◆ Work instruction: Type the records out again in full, exactly.

Document layout analysis data
= Beginning of Section =
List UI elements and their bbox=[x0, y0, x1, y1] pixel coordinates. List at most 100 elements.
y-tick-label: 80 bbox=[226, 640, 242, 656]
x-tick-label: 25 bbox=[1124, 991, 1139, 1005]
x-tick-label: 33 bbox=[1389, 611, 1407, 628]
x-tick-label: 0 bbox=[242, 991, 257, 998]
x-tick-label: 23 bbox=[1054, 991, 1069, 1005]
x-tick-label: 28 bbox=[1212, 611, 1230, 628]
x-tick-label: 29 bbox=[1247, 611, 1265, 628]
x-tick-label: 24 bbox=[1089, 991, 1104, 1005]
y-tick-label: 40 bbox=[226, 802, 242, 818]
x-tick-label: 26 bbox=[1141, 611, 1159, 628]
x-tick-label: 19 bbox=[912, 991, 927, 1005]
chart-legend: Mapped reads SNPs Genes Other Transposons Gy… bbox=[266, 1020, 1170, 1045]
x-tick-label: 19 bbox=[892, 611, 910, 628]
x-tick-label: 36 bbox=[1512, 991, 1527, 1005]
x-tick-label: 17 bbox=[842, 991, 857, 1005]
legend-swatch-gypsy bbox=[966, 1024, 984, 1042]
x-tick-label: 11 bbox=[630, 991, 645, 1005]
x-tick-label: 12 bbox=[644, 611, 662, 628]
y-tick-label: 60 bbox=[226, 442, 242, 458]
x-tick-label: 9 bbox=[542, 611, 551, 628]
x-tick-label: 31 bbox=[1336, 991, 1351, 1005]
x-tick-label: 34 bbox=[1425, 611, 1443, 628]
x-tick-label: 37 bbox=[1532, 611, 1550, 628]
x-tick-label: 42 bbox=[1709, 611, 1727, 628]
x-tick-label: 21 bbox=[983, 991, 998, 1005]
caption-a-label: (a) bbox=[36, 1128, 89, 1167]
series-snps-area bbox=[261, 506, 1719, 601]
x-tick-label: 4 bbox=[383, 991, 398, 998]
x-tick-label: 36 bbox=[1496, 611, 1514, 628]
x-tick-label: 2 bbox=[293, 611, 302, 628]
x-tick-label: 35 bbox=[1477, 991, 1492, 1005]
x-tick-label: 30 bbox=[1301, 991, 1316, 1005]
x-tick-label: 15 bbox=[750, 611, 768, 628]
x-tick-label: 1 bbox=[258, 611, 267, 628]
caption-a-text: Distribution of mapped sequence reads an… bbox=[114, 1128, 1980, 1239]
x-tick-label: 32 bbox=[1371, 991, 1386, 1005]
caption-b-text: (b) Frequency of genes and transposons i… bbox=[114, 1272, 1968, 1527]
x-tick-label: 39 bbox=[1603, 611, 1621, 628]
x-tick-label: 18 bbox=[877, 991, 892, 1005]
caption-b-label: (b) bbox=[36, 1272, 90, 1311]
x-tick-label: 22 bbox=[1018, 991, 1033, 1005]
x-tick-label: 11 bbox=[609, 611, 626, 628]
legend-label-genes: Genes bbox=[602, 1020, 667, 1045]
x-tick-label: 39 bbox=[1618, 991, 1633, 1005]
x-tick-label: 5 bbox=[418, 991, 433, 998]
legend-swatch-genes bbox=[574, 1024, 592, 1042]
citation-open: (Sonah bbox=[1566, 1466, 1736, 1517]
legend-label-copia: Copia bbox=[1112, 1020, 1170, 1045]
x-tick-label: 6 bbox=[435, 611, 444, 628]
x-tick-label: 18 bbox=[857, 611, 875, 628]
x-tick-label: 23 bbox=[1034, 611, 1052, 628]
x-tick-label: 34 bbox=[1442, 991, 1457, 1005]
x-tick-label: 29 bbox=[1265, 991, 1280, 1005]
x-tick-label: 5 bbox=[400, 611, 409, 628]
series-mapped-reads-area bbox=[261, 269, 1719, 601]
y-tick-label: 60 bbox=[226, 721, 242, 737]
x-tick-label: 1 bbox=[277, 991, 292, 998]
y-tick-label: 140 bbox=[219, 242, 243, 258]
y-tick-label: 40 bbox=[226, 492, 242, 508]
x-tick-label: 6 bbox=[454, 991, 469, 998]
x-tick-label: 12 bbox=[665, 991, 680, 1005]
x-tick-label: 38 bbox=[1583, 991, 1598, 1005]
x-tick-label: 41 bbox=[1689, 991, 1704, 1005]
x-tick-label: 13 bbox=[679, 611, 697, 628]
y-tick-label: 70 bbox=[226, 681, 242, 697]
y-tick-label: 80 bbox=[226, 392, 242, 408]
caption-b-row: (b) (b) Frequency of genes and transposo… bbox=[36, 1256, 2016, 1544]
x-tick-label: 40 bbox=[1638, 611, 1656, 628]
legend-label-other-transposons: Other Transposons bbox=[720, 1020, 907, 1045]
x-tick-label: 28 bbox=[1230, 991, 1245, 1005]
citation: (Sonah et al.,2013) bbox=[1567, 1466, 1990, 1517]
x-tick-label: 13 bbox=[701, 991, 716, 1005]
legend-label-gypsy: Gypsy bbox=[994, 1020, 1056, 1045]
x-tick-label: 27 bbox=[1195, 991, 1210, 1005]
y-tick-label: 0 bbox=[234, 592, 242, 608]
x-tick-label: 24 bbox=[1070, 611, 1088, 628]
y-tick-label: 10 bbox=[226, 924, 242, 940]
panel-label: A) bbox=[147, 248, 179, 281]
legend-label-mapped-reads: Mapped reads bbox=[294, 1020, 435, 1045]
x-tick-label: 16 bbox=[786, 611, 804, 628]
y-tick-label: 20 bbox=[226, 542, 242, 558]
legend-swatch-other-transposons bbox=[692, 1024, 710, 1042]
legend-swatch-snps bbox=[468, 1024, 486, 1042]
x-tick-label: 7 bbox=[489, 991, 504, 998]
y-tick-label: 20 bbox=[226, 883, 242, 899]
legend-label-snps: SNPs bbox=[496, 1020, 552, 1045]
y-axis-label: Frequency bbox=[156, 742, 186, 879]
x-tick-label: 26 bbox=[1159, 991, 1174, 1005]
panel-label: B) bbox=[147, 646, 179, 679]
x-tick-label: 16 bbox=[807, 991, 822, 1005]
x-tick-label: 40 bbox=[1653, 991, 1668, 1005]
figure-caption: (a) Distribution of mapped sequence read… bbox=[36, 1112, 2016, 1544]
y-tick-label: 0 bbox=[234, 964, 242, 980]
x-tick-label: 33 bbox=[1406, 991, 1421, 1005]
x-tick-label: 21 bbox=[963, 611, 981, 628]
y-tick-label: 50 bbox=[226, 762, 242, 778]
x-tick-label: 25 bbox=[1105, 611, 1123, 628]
= End of Section =
◆ Answer box:
List UI elements and their bbox=[x0, y0, x1, y1] pixel coordinates. List at most 100 elements.
y-tick-label: 80 bbox=[226, 640, 242, 656]
x-tick-label: 25 bbox=[1124, 991, 1139, 1005]
x-tick-label: 33 bbox=[1389, 611, 1407, 628]
x-tick-label: 0 bbox=[242, 991, 257, 998]
x-tick-label: 23 bbox=[1054, 991, 1069, 1005]
x-tick-label: 28 bbox=[1212, 611, 1230, 628]
x-tick-label: 29 bbox=[1247, 611, 1265, 628]
x-tick-label: 24 bbox=[1089, 991, 1104, 1005]
y-tick-label: 40 bbox=[226, 802, 242, 818]
x-tick-label: 26 bbox=[1141, 611, 1159, 628]
x-tick-label: 19 bbox=[912, 991, 927, 1005]
chart-legend: Mapped reads SNPs Genes Other Transposons Gy… bbox=[266, 1020, 1170, 1045]
x-tick-label: 19 bbox=[892, 611, 910, 628]
x-tick-label: 36 bbox=[1512, 991, 1527, 1005]
x-tick-label: 17 bbox=[842, 991, 857, 1005]
legend-swatch-gypsy bbox=[966, 1024, 984, 1042]
x-tick-label: 11 bbox=[630, 991, 645, 1005]
x-tick-label: 12 bbox=[644, 611, 662, 628]
y-tick-label: 60 bbox=[226, 442, 242, 458]
x-tick-label: 9 bbox=[542, 611, 551, 628]
x-tick-label: 31 bbox=[1336, 991, 1351, 1005]
x-tick-label: 34 bbox=[1425, 611, 1443, 628]
x-tick-label: 37 bbox=[1532, 611, 1550, 628]
x-tick-label: 42 bbox=[1709, 611, 1727, 628]
x-tick-label: 21 bbox=[983, 991, 998, 1005]
caption-a-label: (a) bbox=[36, 1128, 89, 1167]
series-snps-area bbox=[261, 506, 1719, 601]
x-tick-label: 4 bbox=[383, 991, 398, 998]
x-tick-label: 36 bbox=[1496, 611, 1514, 628]
x-tick-label: 2 bbox=[293, 611, 302, 628]
x-tick-label: 35 bbox=[1477, 991, 1492, 1005]
x-tick-label: 30 bbox=[1301, 991, 1316, 1005]
x-tick-label: 15 bbox=[750, 611, 768, 628]
x-tick-label: 1 bbox=[258, 611, 267, 628]
caption-a-text: Distribution of mapped sequence reads an… bbox=[114, 1128, 1980, 1239]
x-tick-label: 32 bbox=[1371, 991, 1386, 1005]
caption-b-text: (b) Frequency of genes and transposons i… bbox=[114, 1272, 1968, 1527]
x-tick-label: 39 bbox=[1603, 611, 1621, 628]
x-tick-label: 18 bbox=[877, 991, 892, 1005]
caption-b-label: (b) bbox=[36, 1272, 90, 1311]
x-tick-label: 22 bbox=[1018, 991, 1033, 1005]
x-tick-label: 11 bbox=[609, 611, 626, 628]
legend-label-genes: Genes bbox=[602, 1020, 667, 1045]
x-tick-label: 39 bbox=[1618, 991, 1633, 1005]
x-tick-label: 5 bbox=[418, 991, 433, 998]
legend-swatch-genes bbox=[574, 1024, 592, 1042]
citation-open: (Sonah bbox=[1566, 1466, 1736, 1517]
legend-label-copia: Copia bbox=[1112, 1020, 1170, 1045]
x-tick-label: 6 bbox=[435, 611, 444, 628]
x-tick-label: 18 bbox=[857, 611, 875, 628]
x-tick-label: 23 bbox=[1034, 611, 1052, 628]
x-tick-label: 34 bbox=[1442, 991, 1457, 1005]
x-tick-label: 29 bbox=[1265, 991, 1280, 1005]
x-tick-label: 5 bbox=[400, 611, 409, 628]
series-mapped-reads-area bbox=[261, 269, 1719, 601]
y-tick-label: 60 bbox=[226, 721, 242, 737]
x-tick-label: 1 bbox=[277, 991, 292, 998]
y-tick-label: 140 bbox=[219, 242, 243, 258]
y-tick-label: 40 bbox=[226, 492, 242, 508]
x-tick-label: 6 bbox=[454, 991, 469, 998]
x-tick-label: 12 bbox=[665, 991, 680, 1005]
x-tick-label: 38 bbox=[1583, 991, 1598, 1005]
x-tick-label: 41 bbox=[1689, 991, 1704, 1005]
x-tick-label: 13 bbox=[679, 611, 697, 628]
y-tick-label: 70 bbox=[226, 681, 242, 697]
y-tick-label: 80 bbox=[226, 392, 242, 408]
caption-b-row: (b) (b) Frequency of genes and transposo… bbox=[36, 1256, 2016, 1544]
x-tick-label: 40 bbox=[1638, 611, 1656, 628]
legend-label-other-transposons: Other Transposons bbox=[720, 1020, 907, 1045]
x-tick-label: 28 bbox=[1230, 991, 1245, 1005]
citation: (Sonah et al.,2013) bbox=[1567, 1466, 1990, 1517]
x-tick-label: 13 bbox=[701, 991, 716, 1005]
legend-label-gypsy: Gypsy bbox=[994, 1020, 1056, 1045]
x-tick-label: 27 bbox=[1195, 991, 1210, 1005]
y-tick-label: 0 bbox=[234, 592, 242, 608]
x-tick-label: 24 bbox=[1070, 611, 1088, 628]
y-tick-label: 10 bbox=[226, 924, 242, 940]
panel-label: A) bbox=[147, 248, 179, 281]
legend-label-mapped-reads: Mapped reads bbox=[294, 1020, 435, 1045]
x-tick-label: 16 bbox=[786, 611, 804, 628]
y-tick-label: 20 bbox=[226, 542, 242, 558]
legend-swatch-other-transposons bbox=[692, 1024, 710, 1042]
legend-swatch-snps bbox=[468, 1024, 486, 1042]
x-tick-label: 7 bbox=[489, 991, 504, 998]
y-tick-label: 20 bbox=[226, 883, 242, 899]
legend-label-snps: SNPs bbox=[496, 1020, 552, 1045]
y-axis-label: Frequency bbox=[156, 742, 186, 879]
x-tick-label: 26 bbox=[1159, 991, 1174, 1005]
panel-label: B) bbox=[147, 646, 179, 679]
x-tick-label: 16 bbox=[807, 991, 822, 1005]
x-tick-label: 40 bbox=[1653, 991, 1668, 1005]
figure-caption: (a) Distribution of mapped sequence read… bbox=[36, 1112, 2016, 1544]
y-tick-label: 0 bbox=[234, 964, 242, 980]
x-tick-label: 33 bbox=[1406, 991, 1421, 1005]
x-tick-label: 21 bbox=[963, 611, 981, 628]
y-tick-label: 50 bbox=[226, 762, 242, 778]
x-tick-label: 25 bbox=[1105, 611, 1123, 628]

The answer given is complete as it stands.